SUPPLIED MATERIAL>
* begin *
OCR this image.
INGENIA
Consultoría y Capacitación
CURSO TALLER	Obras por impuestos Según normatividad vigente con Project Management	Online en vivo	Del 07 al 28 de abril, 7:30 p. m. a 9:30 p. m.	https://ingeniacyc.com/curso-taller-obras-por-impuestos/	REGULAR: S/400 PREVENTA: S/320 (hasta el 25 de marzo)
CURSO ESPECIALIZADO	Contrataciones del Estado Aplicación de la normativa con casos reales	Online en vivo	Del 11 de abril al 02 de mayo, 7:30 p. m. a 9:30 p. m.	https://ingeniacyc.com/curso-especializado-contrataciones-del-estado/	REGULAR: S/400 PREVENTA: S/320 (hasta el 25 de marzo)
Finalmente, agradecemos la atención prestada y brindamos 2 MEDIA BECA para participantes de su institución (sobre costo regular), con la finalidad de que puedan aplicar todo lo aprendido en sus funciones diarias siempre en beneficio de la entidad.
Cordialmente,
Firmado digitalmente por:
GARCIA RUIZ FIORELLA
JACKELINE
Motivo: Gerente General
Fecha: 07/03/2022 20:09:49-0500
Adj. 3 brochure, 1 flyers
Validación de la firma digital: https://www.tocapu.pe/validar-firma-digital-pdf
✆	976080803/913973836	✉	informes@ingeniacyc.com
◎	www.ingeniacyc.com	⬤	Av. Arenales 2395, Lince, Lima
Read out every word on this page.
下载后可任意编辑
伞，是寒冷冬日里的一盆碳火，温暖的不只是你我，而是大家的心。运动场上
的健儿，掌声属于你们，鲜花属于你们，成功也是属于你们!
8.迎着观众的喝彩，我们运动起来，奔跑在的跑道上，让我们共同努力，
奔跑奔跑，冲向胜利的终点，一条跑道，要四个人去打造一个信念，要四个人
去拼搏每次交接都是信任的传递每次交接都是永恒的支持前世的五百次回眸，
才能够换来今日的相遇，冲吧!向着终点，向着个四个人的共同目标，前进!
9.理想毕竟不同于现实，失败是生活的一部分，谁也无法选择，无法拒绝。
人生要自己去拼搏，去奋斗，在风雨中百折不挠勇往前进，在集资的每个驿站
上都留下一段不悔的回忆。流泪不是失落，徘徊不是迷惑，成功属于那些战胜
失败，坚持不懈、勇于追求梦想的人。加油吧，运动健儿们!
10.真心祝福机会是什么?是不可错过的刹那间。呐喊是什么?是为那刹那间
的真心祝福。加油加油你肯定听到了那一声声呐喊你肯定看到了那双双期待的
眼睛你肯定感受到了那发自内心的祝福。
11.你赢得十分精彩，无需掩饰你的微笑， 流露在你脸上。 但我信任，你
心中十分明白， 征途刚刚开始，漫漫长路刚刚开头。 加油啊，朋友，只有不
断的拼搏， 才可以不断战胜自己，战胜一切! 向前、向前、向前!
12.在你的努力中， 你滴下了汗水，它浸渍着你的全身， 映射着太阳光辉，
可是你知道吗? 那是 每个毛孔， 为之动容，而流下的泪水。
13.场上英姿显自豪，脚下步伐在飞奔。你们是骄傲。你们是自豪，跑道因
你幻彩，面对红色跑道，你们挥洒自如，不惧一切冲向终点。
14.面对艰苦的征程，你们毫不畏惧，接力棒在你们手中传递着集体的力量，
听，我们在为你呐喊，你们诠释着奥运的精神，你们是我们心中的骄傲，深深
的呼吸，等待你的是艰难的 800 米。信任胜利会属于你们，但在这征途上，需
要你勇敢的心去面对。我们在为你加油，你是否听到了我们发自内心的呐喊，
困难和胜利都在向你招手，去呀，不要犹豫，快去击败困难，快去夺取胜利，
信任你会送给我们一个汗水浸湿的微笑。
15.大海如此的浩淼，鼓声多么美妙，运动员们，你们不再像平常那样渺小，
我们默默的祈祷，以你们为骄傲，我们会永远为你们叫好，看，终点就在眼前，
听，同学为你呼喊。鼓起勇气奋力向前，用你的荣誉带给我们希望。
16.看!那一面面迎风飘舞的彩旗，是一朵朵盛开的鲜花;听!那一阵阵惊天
* end *
TO BE DONE> Every line of the material must be returned exactly as it appears.

EXPECTED ANSWER>
OCR this image.
INGENIA
Consultoría y Capacitación
CURSO TALLER	Obras por impuestos Según normatividad vigente con Project Management	Online en vivo	Del 07 al 28 de abril, 7:30 p. m. a 9:30 p. m.	https://ingeniacyc.com/curso-taller-obras-por-impuestos/	REGULAR: S/400 PREVENTA: S/320 (hasta el 25 de marzo)
CURSO ESPECIALIZADO	Contrataciones del Estado Aplicación de la normativa con casos reales	Online en vivo	Del 11 de abril al 02 de mayo, 7:30 p. m. a 9:30 p. m.	https://ingeniacyc.com/curso-especializado-contrataciones-del-estado/	REGULAR: S/400 PREVENTA: S/320 (hasta el 25 de marzo)
Finalmente, agradecemos la atención prestada y brindamos 2 MEDIA BECA para participantes de su institución (sobre costo regular), con la finalidad de que puedan aplicar todo lo aprendido en sus funciones diarias siempre en beneficio de la entidad.
Cordialmente,
Firmado digitalmente por:
GARCIA RUIZ FIORELLA
JACKELINE
Motivo: Gerente General
Fecha: 07/03/2022 20:09:49-0500
Adj. 3 brochure, 1 flyers
Validación de la firma digital: https://www.tocapu.pe/validar-firma-digital-pdf
✆	976080803/913973836	✉	informes@ingeniacyc.com
◎	www.ingeniacyc.com	⬤	Av. Arenales 2395, Lince, Lima
Read out every word on this page.
下载后可任意编辑
伞，是寒冷冬日里的一盆碳火，温暖的不只是你我，而是大家的心。运动场上
的健儿，掌声属于你们，鲜花属于你们，成功也是属于你们!
8.迎着观众的喝彩，我们运动起来，奔跑在的跑道上，让我们共同努力，
奔跑奔跑，冲向胜利的终点，一条跑道，要四个人去打造一个信念，要四个人
去拼搏每次交接都是信任的传递每次交接都是永恒的支持前世的五百次回眸，
才能够换来今日的相遇，冲吧!向着终点，向着个四个人的共同目标，前进!
9.理想毕竟不同于现实，失败是生活的一部分，谁也无法选择，无法拒绝。
人生要自己去拼搏，去奋斗，在风雨中百折不挠勇往前进，在集资的每个驿站
上都留下一段不悔的回忆。流泪不是失落，徘徊不是迷惑，成功属于那些战胜
失败，坚持不懈、勇于追求梦想的人。加油吧，运动健儿们!
10.真心祝福机会是什么?是不可错过的刹那间。呐喊是什么?是为那刹那间
的真心祝福。加油加油你肯定听到了那一声声呐喊你肯定看到了那双双期待的
眼睛你肯定感受到了那发自内心的祝福。
11.你赢得十分精彩，无需掩饰你的微笑， 流露在你脸上。 但我信任，你
心中十分明白， 征途刚刚开始，漫漫长路刚刚开头。 加油啊，朋友，只有不
断的拼搏， 才可以不断战胜自己，战胜一切! 向前、向前、向前!
12.在你的努力中， 你滴下了汗水，它浸渍着你的全身， 映射着太阳光辉，
可是你知道吗? 那是 每个毛孔， 为之动容，而流下的泪水。
13.场上英姿显自豪，脚下步伐在飞奔。你们是骄傲。你们是自豪，跑道因
你幻彩，面对红色跑道，你们挥洒自如，不惧一切冲向终点。
14.面对艰苦的征程，你们毫不畏惧，接力棒在你们手中传递着集体的力量，
听，我们在为你呐喊，你们诠释着奥运的精神，你们是我们心中的骄傲，深深
的呼吸，等待你的是艰难的 800 米。信任胜利会属于你们，但在这征途上，需
要你勇敢的心去面对。我们在为你加油，你是否听到了我们发自内心的呐喊，
困难和胜利都在向你招手，去呀，不要犹豫，快去击败困难，快去夺取胜利，
信任你会送给我们一个汗水浸湿的微笑。
15.大海如此的浩淼，鼓声多么美妙，运动员们，你们不再像平常那样渺小，
我们默默的祈祷，以你们为骄傲，我们会永远为你们叫好，看，终点就在眼前，
听，同学为你呼喊。鼓起勇气奋力向前，用你的荣誉带给我们希望。
16.看!那一面面迎风飘舞的彩旗，是一朵朵盛开的鲜花;听!那一阵阵惊天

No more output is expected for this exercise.